**Your instructions**
Copy the lines below word for word, omitting the pictures.
- - -
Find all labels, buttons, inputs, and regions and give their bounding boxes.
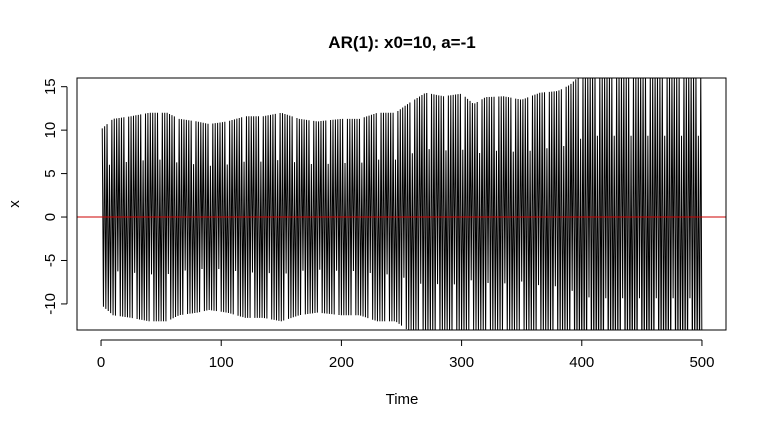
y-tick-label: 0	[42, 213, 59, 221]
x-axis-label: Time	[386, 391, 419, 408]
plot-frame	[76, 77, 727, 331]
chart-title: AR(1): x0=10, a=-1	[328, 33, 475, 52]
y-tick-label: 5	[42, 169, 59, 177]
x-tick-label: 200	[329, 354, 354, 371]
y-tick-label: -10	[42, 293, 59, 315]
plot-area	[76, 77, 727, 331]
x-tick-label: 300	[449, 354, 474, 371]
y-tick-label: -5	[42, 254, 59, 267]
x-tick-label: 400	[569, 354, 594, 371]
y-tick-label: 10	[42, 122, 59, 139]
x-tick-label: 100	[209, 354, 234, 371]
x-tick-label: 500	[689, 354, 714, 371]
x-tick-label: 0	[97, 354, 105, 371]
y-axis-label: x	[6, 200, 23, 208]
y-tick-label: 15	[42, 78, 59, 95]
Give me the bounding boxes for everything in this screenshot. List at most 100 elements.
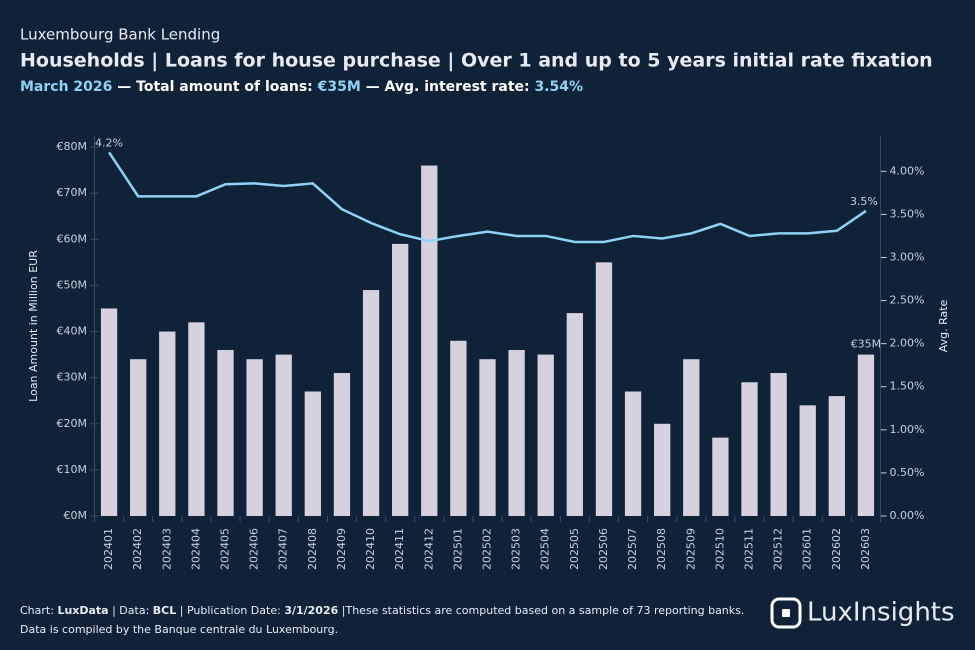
- - -
**Result for this task**
Find all labels, buttons, inputs, and regions and give their bounding boxes.
y-tick-label: 0	[42, 213, 59, 221]
x-axis-label: Time	[386, 391, 419, 408]
plot-frame	[76, 77, 727, 331]
chart-title: AR(1): x0=10, a=-1	[328, 33, 475, 52]
y-tick-label: 5	[42, 169, 59, 177]
x-tick-label: 200	[329, 354, 354, 371]
y-tick-label: -10	[42, 293, 59, 315]
plot-area	[76, 77, 727, 331]
x-tick-label: 300	[449, 354, 474, 371]
y-tick-label: -5	[42, 254, 59, 267]
x-tick-label: 400	[569, 354, 594, 371]
y-tick-label: 10	[42, 122, 59, 139]
x-tick-label: 100	[209, 354, 234, 371]
x-tick-label: 500	[689, 354, 714, 371]
x-tick-label: 0	[97, 354, 105, 371]
y-axis-label: x	[6, 200, 23, 208]
y-tick-label: 15	[42, 78, 59, 95]
Give me the bounding boxes for everything in this screenshot. List at most 100 elements.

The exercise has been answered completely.